Begin DATASET CONTENT

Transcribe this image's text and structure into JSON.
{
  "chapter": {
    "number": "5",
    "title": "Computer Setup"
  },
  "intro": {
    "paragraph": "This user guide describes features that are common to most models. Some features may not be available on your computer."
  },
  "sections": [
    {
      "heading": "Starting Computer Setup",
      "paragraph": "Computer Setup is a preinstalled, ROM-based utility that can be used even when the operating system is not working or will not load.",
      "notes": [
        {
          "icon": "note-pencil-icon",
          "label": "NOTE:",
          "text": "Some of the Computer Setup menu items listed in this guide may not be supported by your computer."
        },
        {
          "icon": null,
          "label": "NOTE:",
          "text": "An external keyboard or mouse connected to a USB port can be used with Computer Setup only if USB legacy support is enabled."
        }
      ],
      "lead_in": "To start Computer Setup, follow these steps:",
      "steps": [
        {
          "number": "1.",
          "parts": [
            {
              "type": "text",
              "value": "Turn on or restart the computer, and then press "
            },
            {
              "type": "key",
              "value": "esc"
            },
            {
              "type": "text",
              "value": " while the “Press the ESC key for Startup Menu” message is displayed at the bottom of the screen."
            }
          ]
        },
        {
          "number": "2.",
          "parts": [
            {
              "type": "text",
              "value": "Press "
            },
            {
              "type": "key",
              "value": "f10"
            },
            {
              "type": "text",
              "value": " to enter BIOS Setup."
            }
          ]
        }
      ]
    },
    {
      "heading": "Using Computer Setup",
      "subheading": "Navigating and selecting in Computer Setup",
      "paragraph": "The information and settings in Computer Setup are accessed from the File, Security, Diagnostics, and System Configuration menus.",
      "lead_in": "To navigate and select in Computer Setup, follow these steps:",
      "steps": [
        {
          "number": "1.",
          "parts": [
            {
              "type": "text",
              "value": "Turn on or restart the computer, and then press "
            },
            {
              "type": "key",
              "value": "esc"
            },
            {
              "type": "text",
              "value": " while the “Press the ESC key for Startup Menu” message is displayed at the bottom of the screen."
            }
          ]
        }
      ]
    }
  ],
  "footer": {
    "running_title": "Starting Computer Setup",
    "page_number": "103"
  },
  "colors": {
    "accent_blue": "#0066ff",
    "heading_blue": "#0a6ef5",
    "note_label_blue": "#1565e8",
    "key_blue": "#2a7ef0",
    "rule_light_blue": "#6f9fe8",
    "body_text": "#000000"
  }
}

End DATASET CONTENT

» **PROMPT**:
Every entry must be quoted exactly as it appears above.

» **FULL OUTPUT**:
Transcribe this image's text and structure into JSON.
{
  "chapter": {
    "number": "5",
    "title": "Computer Setup"
  },
  "intro": {
    "paragraph": "This user guide describes features that are common to most models. Some features may not be available on your computer."
  },
  "sections": [
    {
      "heading": "Starting Computer Setup",
      "paragraph": "Computer Setup is a preinstalled, ROM-based utility that can be used even when the operating system is not working or will not load.",
      "notes": [
        {
          "icon": "note-pencil-icon",
          "label": "NOTE:",
          "text": "Some of the Computer Setup menu items listed in this guide may not be supported by your computer."
        },
        {
          "icon": null,
          "label": "NOTE:",
          "text": "An external keyboard or mouse connected to a USB port can be used with Computer Setup only if USB legacy support is enabled."
        }
      ],
      "lead_in": "To start Computer Setup, follow these steps:",
      "steps": [
        {
          "number": "1.",
          "parts": [
            {
              "type": "text",
              "value": "Turn on or restart the computer, and then press "
            },
            {
              "type": "key",
              "value": "esc"
            },
            {
              "type": "text",
              "value": " while the “Press the ESC key for Startup Menu” message is displayed at the bottom of the screen."
            }
          ]
        },
        {
          "number": "2.",
          "parts": [
            {
              "type": "text",
              "value": "Press "
            },
            {
              "type": "key",
              "value": "f10"
            },
            {
              "type": "text",
              "value": " to enter BIOS Setup."
            }
          ]
        }
      ]
    },
    {
      "heading": "Using Computer Setup",
      "subheading": "Navigating and selecting in Computer Setup",
      "paragraph": "The information and settings in Computer Setup are accessed from the File, Security, Diagnostics, and System Configuration menus.",
      "lead_in": "To navigate and select in Computer Setup, follow these steps:",
      "steps": [
        {
          "number": "1.",
          "parts": [
            {
              "type": "text",
              "value": "Turn on or restart the computer, and then press "
            },
            {
              "type": "key",
              "value": "esc"
            },
            {
              "type": "text",
              "value": " while the “Press the ESC key for Startup Menu” message is displayed at the bottom of the screen."
            }
          ]
        }
      ]
    }
  ],
  "footer": {
    "running_title": "Starting Computer Setup",
    "page_number": "103"
  },
  "colors": {
    "accent_blue": "#0066ff",
    "heading_blue": "#0a6ef5",
    "note_label_blue": "#1565e8",
    "key_blue": "#2a7ef0",
    "rule_light_blue": "#6f9fe8",
    "body_text": "#000000"
  }
}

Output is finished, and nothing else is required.